(Data excerpts)
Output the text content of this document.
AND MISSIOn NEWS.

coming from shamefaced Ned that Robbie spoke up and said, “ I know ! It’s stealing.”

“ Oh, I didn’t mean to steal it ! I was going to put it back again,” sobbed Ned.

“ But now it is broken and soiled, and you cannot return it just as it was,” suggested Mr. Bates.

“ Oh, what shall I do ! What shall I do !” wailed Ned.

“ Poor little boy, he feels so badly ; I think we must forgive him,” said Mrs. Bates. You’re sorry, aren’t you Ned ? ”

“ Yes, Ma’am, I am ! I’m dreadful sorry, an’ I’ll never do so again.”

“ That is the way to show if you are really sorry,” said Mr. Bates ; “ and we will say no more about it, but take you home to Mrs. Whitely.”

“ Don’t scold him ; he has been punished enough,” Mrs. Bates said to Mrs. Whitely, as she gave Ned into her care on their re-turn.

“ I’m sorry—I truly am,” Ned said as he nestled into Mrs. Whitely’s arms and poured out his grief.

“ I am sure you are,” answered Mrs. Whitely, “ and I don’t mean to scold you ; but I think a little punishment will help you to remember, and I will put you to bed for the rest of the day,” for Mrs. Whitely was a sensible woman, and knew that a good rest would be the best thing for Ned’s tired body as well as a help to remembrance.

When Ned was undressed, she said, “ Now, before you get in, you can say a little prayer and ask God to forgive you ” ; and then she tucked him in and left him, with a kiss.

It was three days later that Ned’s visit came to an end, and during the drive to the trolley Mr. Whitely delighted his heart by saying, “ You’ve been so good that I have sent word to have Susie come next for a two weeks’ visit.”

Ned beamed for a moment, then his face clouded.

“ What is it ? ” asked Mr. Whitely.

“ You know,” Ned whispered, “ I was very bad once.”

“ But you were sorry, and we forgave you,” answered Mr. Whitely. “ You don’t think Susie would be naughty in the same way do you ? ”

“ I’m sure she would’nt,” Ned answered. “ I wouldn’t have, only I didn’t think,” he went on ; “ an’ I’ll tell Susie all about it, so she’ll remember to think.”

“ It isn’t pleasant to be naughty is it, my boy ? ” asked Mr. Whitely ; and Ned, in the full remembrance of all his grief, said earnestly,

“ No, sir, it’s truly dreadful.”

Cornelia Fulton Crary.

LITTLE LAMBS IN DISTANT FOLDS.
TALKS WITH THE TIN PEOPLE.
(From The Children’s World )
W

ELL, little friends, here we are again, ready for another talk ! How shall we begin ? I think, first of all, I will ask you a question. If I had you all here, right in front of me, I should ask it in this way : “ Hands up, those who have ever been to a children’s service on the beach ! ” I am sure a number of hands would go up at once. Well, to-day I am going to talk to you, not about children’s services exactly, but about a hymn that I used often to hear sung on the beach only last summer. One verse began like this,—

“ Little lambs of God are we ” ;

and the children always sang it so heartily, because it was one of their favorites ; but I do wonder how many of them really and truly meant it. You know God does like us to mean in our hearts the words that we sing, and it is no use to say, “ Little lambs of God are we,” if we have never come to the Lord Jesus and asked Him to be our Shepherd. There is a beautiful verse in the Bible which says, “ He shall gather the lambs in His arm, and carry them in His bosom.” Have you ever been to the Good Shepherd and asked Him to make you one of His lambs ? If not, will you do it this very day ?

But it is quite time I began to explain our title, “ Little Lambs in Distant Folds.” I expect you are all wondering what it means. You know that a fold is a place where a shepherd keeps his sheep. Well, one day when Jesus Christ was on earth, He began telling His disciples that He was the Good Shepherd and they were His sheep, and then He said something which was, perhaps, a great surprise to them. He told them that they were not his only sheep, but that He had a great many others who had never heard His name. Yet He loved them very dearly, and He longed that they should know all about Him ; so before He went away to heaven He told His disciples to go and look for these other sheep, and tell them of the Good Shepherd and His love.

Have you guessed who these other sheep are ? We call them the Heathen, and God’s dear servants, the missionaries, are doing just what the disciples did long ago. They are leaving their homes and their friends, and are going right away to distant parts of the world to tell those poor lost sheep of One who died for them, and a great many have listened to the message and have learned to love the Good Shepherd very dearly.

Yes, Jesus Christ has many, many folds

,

> WHAT YOU SHOULD DO:
Reproduce each line of the entries in which the word "into" is found.

> EXPECTED ANSWER:
“ Don’t scold him ; he has been punished enough,” Mrs. Bates said to Mrs. Whitely, as she gave Ned into her care on their re-turn.
“ I’m sorry—I truly am,” Ned said as he nestled into Mrs. Whitely’s arms and poured out his grief.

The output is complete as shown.